Provided records:
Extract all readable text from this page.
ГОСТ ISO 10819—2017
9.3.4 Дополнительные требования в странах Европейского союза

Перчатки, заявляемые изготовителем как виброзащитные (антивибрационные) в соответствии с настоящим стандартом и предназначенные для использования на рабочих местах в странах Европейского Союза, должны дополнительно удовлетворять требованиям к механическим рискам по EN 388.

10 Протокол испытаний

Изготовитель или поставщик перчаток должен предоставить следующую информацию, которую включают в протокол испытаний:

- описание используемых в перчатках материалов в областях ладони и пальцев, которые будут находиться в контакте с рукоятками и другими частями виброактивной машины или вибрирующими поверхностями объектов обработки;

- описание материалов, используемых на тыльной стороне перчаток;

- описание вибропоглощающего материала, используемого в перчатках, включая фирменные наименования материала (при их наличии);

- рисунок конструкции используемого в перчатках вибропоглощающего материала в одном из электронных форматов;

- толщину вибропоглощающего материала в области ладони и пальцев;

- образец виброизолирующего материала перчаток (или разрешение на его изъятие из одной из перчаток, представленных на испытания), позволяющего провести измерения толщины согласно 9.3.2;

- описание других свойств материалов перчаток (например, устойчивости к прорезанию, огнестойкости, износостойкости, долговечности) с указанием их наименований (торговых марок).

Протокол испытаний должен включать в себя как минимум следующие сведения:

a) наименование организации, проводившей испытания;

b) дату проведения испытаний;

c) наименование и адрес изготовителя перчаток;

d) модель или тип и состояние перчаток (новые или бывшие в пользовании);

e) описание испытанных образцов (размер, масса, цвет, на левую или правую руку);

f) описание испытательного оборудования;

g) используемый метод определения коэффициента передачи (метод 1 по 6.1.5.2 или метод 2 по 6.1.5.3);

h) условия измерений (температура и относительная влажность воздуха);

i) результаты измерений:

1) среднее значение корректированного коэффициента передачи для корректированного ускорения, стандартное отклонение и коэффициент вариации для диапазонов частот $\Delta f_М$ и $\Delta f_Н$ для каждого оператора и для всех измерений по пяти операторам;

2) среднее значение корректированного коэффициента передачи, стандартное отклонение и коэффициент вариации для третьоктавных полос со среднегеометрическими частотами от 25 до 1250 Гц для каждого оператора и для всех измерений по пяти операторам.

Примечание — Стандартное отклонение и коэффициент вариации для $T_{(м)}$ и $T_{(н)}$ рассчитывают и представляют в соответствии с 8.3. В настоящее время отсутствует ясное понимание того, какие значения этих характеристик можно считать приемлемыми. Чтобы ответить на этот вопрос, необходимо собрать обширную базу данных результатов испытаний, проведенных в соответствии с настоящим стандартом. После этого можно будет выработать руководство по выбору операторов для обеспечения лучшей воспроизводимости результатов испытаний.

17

What is needed:
Restate all of the entries above precisely.

Solved exercise:
Extract all readable text from this page.
ГОСТ ISO 10819—2017
9.3.4 Дополнительные требования в странах Европейского союза

Перчатки, заявляемые изготовителем как виброзащитные (антивибрационные) в соответствии с настоящим стандартом и предназначенные для использования на рабочих местах в странах Европейского Союза, должны дополнительно удовлетворять требованиям к механическим рискам по EN 388.

10 Протокол испытаний

Изготовитель или поставщик перчаток должен предоставить следующую информацию, которую включают в протокол испытаний:

- описание используемых в перчатках материалов в областях ладони и пальцев, которые будут находиться в контакте с рукоятками и другими частями виброактивной машины или вибрирующими поверхностями объектов обработки;

- описание материалов, используемых на тыльной стороне перчаток;

- описание вибропоглощающего материала, используемого в перчатках, включая фирменные наименования материала (при их наличии);

- рисунок конструкции используемого в перчатках вибропоглощающего материала в одном из электронных форматов;

- толщину вибропоглощающего материала в области ладони и пальцев;

- образец виброизолирующего материала перчаток (или разрешение на его изъятие из одной из перчаток, представленных на испытания), позволяющего провести измерения толщины согласно 9.3.2;

- описание других свойств материалов перчаток (например, устойчивости к прорезанию, огнестойкости, износостойкости, долговечности) с указанием их наименований (торговых марок).

Протокол испытаний должен включать в себя как минимум следующие сведения:

a) наименование организации, проводившей испытания;

b) дату проведения испытаний;

c) наименование и адрес изготовителя перчаток;

d) модель или тип и состояние перчаток (новые или бывшие в пользовании);

e) описание испытанных образцов (размер, масса, цвет, на левую или правую руку);

f) описание испытательного оборудования;

g) используемый метод определения коэффициента передачи (метод 1 по 6.1.5.2 или метод 2 по 6.1.5.3);

h) условия измерений (температура и относительная влажность воздуха);

i) результаты измерений:

1) среднее значение корректированного коэффициента передачи для корректированного ускорения, стандартное отклонение и коэффициент вариации для диапазонов частот $\Delta f_М$ и $\Delta f_Н$ для каждого оператора и для всех измерений по пяти операторам;

2) среднее значение корректированного коэффициента передачи, стандартное отклонение и коэффициент вариации для третьоктавных полос со среднегеометрическими частотами от 25 до 1250 Гц для каждого оператора и для всех измерений по пяти операторам.

Примечание — Стандартное отклонение и коэффициент вариации для $T_{(м)}$ и $T_{(н)}$ рассчитывают и представляют в соответствии с 8.3. В настоящее время отсутствует ясное понимание того, какие значения этих характеристик можно считать приемлемыми. Чтобы ответить на этот вопрос, необходимо собрать обширную базу данных результатов испытаний, проведенных в соответствии с настоящим стандартом. После этого можно будет выработать руководство по выбору операторов для обеспечения лучшей воспроизводимости результатов испытаний.

17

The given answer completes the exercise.